Here are some records; copy every line that holds the word "Reduktion".

_Task input_
------------------------

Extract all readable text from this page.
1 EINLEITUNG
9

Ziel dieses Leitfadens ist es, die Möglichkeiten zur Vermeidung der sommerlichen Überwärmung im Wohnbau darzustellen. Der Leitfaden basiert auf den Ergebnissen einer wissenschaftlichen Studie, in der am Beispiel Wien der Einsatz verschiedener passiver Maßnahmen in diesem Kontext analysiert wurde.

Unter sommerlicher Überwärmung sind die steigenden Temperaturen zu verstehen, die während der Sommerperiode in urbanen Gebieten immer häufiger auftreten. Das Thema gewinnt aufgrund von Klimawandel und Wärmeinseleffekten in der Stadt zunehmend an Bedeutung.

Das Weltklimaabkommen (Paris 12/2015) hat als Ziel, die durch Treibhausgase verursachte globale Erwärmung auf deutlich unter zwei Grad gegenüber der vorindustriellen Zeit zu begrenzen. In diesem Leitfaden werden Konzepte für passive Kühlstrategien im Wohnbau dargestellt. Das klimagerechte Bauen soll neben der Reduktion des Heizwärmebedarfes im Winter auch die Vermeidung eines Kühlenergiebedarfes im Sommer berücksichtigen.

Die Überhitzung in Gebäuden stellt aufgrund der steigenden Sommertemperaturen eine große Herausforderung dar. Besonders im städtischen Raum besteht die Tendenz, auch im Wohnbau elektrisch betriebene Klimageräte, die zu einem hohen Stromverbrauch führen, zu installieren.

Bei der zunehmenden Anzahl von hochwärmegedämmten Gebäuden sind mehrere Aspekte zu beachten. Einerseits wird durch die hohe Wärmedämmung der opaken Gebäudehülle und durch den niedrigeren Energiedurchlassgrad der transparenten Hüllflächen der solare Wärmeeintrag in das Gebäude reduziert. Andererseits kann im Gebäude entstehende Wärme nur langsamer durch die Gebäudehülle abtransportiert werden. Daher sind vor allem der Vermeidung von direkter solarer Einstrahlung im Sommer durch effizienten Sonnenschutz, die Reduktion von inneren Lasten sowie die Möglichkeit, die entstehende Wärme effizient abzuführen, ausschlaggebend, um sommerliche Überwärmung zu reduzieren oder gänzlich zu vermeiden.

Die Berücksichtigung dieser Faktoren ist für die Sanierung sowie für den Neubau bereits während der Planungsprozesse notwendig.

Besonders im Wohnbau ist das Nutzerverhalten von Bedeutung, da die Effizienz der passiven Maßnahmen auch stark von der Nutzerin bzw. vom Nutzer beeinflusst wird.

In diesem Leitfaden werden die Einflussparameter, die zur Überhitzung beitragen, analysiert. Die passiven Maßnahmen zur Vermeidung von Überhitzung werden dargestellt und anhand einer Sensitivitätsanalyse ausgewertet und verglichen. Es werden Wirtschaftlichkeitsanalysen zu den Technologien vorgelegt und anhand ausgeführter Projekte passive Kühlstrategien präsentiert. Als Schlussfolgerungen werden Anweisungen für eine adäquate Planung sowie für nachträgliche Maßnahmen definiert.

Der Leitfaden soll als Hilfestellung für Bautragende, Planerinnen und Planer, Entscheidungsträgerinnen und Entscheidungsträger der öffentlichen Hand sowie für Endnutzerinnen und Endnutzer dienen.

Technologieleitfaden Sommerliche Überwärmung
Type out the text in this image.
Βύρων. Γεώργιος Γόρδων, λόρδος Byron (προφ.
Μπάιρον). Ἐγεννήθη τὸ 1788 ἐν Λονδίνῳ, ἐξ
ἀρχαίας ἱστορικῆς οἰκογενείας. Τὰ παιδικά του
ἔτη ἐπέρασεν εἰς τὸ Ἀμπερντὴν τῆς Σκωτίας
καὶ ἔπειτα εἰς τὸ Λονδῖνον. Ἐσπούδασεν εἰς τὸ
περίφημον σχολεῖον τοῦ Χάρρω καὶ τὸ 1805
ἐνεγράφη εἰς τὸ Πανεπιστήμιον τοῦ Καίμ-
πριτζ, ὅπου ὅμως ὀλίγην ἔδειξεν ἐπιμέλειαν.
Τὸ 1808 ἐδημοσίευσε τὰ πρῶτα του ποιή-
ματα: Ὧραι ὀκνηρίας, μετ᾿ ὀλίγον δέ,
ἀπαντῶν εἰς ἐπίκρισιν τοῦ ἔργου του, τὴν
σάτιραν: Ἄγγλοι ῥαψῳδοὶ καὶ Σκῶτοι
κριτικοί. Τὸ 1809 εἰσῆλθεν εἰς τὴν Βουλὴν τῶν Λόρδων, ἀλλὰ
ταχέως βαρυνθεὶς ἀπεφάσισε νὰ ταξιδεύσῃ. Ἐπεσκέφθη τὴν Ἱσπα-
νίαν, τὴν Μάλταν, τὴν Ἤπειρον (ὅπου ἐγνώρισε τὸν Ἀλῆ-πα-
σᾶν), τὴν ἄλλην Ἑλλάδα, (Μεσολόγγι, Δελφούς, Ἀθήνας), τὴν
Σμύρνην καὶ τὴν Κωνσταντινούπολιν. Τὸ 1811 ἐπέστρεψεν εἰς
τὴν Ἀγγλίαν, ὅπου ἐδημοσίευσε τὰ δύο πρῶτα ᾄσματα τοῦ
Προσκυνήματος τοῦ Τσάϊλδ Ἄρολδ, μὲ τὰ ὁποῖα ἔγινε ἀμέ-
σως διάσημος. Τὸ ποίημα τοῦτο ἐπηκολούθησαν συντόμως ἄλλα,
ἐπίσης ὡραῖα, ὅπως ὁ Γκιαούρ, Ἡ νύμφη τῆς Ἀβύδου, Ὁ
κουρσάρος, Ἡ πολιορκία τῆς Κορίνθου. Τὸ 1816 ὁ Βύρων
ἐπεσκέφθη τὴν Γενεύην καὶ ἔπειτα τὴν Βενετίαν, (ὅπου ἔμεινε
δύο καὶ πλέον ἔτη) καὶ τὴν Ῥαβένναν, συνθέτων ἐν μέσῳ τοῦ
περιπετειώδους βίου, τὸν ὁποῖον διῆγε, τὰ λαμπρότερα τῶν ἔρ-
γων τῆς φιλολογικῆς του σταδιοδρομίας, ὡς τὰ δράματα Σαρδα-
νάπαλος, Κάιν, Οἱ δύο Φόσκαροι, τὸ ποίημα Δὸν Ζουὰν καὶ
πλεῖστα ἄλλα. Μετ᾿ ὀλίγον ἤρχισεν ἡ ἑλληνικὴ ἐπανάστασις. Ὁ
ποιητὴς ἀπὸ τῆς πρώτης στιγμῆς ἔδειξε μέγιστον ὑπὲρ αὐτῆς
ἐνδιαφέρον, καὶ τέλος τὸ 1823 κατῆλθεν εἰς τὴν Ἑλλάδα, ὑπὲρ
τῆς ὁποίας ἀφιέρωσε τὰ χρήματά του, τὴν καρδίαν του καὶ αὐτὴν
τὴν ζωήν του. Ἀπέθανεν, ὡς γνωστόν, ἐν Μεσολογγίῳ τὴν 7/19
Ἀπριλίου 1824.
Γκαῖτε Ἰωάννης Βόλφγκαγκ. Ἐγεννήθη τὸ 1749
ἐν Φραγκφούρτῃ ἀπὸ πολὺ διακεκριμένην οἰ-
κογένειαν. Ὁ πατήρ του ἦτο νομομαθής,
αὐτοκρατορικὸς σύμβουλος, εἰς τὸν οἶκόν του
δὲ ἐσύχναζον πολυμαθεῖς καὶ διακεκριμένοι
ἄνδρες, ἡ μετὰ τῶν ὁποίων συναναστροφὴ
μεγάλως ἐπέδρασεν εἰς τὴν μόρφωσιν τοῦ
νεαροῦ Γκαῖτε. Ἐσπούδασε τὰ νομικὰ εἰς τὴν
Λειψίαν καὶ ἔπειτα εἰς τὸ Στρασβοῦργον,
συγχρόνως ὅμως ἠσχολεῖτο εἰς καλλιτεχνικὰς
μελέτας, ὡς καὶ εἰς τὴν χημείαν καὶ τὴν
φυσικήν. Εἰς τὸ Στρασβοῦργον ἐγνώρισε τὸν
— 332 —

------------------------

_Solution for this problem_
Das Weltklimaabkommen (Paris 12/2015) hat als Ziel, die durch Treibhausgase verursachte globale Erwärmung auf deutlich unter zwei Grad gegenüber der vorindustriellen Zeit zu begrenzen. In diesem Leitfaden werden Konzepte für passive Kühlstrategien im Wohnbau dargestellt. Das klimagerechte Bauen soll neben der Reduktion des Heizwärmebedarfes im Winter auch die Vermeidung eines Kühlenergiebedarfes im Sommer berücksichtigen.
Bei der zunehmenden Anzahl von hochwärmegedämmten Gebäuden sind mehrere Aspekte zu beachten. Einerseits wird durch die hohe Wärmedämmung der opaken Gebäudehülle und durch den niedrigeren Energiedurchlassgrad der transparenten Hüllflächen der solare Wärmeeintrag in das Gebäude reduziert. Andererseits kann im Gebäude entstehende Wärme nur langsamer durch die Gebäudehülle abtransportiert werden. Daher sind vor allem der Vermeidung von direkter solarer Einstrahlung im Sommer durch effizienten Sonnenschutz, die Reduktion von inneren Lasten sowie die Möglichkeit, die entstehende Wärme effizient abzuführen, ausschlaggebend, um sommerliche Überwärmung zu reduzieren oder gänzlich zu vermeiden.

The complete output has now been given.